#### WORK TO BE COMPLETED
Starting from the first line of the records and ending with the line that contains "data-point — [702, 239, 711, 247]", turn each line into an item of a numbered list, leaving out any blank lines.

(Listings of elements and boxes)

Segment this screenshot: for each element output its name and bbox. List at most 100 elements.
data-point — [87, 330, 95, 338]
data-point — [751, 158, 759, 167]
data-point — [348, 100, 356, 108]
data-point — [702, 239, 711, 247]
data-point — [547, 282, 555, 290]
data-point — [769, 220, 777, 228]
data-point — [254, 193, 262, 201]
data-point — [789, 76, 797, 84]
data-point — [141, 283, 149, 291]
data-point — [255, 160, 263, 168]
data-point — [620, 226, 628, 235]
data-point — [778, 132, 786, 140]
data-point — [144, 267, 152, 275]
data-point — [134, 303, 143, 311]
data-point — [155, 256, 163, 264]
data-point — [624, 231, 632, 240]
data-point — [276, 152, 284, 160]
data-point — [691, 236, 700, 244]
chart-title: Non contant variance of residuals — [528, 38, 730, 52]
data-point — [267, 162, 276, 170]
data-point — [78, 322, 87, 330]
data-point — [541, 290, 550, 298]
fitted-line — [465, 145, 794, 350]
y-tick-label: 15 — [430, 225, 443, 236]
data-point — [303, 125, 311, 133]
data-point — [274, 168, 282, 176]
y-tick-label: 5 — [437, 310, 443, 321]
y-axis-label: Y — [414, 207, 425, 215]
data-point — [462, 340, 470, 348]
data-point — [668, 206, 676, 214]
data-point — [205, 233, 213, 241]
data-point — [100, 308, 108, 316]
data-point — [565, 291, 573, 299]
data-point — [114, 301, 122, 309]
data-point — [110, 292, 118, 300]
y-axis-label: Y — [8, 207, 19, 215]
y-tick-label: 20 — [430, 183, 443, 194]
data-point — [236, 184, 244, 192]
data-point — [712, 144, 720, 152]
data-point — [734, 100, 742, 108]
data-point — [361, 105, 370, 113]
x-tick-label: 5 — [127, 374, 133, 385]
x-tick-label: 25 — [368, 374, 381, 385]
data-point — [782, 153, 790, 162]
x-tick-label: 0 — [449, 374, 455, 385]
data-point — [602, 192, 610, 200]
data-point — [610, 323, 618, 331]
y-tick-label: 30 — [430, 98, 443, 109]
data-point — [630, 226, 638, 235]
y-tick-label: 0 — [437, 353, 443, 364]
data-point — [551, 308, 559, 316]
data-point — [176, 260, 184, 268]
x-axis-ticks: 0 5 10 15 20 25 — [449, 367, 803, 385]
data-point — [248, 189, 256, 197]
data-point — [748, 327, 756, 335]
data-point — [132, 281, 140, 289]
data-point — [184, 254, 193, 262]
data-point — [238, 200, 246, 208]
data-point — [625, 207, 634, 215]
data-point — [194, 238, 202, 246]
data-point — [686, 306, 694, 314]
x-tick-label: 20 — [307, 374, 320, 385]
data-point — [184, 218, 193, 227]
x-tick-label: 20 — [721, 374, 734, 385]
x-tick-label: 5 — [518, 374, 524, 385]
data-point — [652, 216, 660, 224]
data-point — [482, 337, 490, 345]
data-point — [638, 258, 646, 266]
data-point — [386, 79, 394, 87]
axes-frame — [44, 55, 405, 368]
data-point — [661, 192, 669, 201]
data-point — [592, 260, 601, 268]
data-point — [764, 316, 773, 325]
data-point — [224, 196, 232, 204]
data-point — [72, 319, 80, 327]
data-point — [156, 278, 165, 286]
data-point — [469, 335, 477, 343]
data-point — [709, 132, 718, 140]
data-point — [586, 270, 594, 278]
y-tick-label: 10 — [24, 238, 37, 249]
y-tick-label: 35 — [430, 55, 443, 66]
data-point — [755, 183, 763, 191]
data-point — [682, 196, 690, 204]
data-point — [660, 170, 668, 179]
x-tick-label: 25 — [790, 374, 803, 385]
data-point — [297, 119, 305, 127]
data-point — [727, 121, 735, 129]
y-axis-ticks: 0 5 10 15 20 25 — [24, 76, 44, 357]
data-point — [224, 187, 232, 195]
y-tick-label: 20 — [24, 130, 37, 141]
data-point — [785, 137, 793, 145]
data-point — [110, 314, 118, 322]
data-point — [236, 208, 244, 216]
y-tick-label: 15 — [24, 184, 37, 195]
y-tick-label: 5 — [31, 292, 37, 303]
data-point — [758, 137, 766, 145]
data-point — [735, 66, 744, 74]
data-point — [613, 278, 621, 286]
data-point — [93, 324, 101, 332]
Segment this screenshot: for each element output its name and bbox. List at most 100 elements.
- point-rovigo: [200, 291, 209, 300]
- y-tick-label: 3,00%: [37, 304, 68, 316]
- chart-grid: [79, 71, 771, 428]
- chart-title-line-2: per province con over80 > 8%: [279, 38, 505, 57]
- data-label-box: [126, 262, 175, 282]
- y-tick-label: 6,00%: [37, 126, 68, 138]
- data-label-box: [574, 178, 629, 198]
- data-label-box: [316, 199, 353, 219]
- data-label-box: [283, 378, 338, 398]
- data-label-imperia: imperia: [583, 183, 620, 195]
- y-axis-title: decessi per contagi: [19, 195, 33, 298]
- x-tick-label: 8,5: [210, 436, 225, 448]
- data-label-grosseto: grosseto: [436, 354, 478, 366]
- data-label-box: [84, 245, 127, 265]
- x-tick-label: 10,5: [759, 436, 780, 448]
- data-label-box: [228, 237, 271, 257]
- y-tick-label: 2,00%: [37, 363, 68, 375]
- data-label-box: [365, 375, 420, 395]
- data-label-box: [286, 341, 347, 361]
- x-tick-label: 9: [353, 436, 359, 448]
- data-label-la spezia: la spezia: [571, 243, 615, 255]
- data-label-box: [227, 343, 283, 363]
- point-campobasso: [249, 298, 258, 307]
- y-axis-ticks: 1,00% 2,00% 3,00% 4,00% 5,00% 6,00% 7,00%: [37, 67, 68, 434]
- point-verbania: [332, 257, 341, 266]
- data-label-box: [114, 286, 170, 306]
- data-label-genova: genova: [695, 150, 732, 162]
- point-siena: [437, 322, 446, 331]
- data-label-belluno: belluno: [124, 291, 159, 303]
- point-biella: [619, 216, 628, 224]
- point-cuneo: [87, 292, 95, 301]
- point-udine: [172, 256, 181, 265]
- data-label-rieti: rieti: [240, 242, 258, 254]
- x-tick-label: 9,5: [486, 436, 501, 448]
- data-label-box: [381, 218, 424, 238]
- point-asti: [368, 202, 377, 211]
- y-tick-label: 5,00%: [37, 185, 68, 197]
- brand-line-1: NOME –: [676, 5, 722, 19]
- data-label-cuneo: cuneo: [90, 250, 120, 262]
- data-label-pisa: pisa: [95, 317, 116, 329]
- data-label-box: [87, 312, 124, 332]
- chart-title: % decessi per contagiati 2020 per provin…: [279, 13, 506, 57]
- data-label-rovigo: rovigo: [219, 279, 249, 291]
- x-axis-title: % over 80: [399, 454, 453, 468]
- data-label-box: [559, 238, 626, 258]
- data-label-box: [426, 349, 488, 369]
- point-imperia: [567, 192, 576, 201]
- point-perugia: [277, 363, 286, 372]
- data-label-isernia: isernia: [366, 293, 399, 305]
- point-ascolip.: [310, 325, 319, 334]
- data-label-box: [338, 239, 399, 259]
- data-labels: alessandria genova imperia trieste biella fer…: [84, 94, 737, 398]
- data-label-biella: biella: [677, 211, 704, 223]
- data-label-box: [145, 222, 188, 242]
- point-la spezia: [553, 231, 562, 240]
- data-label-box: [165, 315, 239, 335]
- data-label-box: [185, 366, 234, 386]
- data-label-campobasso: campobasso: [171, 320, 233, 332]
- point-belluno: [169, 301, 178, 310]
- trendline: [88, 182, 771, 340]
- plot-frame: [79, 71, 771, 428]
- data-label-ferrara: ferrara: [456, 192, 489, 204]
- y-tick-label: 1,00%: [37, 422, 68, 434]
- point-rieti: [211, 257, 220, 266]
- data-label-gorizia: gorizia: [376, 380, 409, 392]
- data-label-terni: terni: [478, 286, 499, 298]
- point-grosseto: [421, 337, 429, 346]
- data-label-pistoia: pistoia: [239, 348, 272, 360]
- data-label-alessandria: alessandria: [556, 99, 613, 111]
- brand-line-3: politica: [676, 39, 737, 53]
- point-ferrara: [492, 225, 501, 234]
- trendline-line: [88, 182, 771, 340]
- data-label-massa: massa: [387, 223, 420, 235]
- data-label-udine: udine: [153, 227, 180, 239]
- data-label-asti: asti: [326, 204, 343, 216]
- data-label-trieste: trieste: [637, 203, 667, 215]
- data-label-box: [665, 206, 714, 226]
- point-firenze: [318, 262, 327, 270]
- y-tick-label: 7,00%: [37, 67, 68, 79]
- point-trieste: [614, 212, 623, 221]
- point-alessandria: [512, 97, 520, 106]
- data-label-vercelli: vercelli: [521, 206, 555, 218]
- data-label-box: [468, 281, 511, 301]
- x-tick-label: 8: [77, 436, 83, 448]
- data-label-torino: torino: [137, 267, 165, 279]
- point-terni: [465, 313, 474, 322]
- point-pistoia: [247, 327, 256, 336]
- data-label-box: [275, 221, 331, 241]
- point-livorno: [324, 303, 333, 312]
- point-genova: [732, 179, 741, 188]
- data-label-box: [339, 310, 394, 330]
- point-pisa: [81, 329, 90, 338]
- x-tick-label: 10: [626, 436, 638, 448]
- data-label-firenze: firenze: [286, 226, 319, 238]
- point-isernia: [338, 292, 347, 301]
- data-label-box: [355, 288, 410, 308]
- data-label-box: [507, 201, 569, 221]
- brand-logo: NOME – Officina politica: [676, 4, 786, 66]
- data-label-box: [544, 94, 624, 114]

#### TASK OUTPUT
1. Segment this screenshot: for each element output its name and bbox. List at most 100 elements.
2. data-point — [87, 330, 95, 338]
3. data-point — [751, 158, 759, 167]
4. data-point — [348, 100, 356, 108]
5. data-point — [702, 239, 711, 247]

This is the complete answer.